» **EXERCISE**: From the listing below, extract every line in which the word "this" appears.

********

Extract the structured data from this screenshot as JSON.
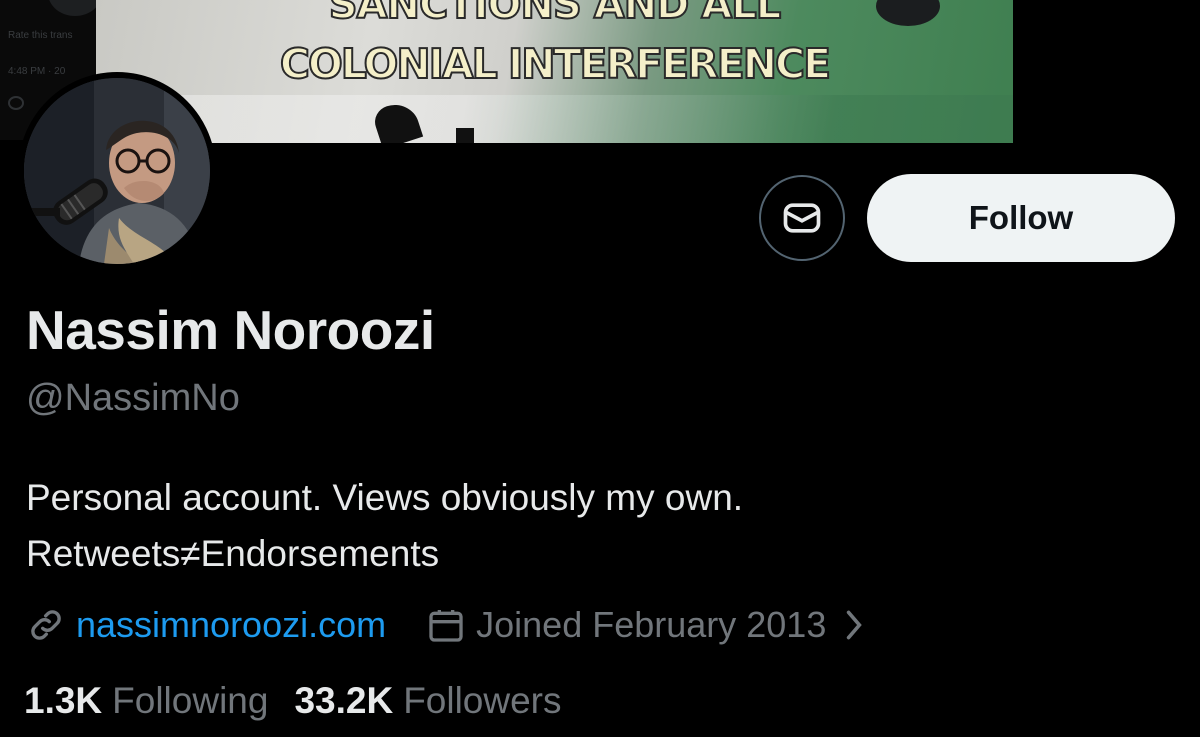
{
  "background_fragment": {
    "rate_text": "Rate this trans",
    "time_text": "4:48 PM · 20"
  },
  "banner": {
    "line1": "SANCTIONS AND ALL",
    "line2": "COLONIAL INTERFERENCE"
  },
  "actions": {
    "message_icon": "envelope-icon",
    "follow_label": "Follow"
  },
  "profile": {
    "name": "Nassim Noroozi",
    "handle": "@NassimNo",
    "bio_line1": "Personal account. Views obviously my own.",
    "bio_line2": "Retweets≠Endorsements",
    "website": "nassimnoroozi.com",
    "joined": "Joined February 2013"
  },
  "stats": {
    "following_count": "1.3K",
    "following_label": "Following",
    "followers_count": "33.2K",
    "followers_label": "Followers"
  },
  "colors": {
    "background": "#000000",
    "primary_text": "#e7e9ea",
    "secondary_text": "#71767b",
    "link": "#1d9bf0",
    "follow_button_bg": "#eff3f4",
    "follow_button_text": "#0f1419",
    "outline": "#536471"
  }
}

********

» **WRITTEN REPLY**:
Extract the structured data from this screenshot as JSON.
    "rate_text": "Rate this trans",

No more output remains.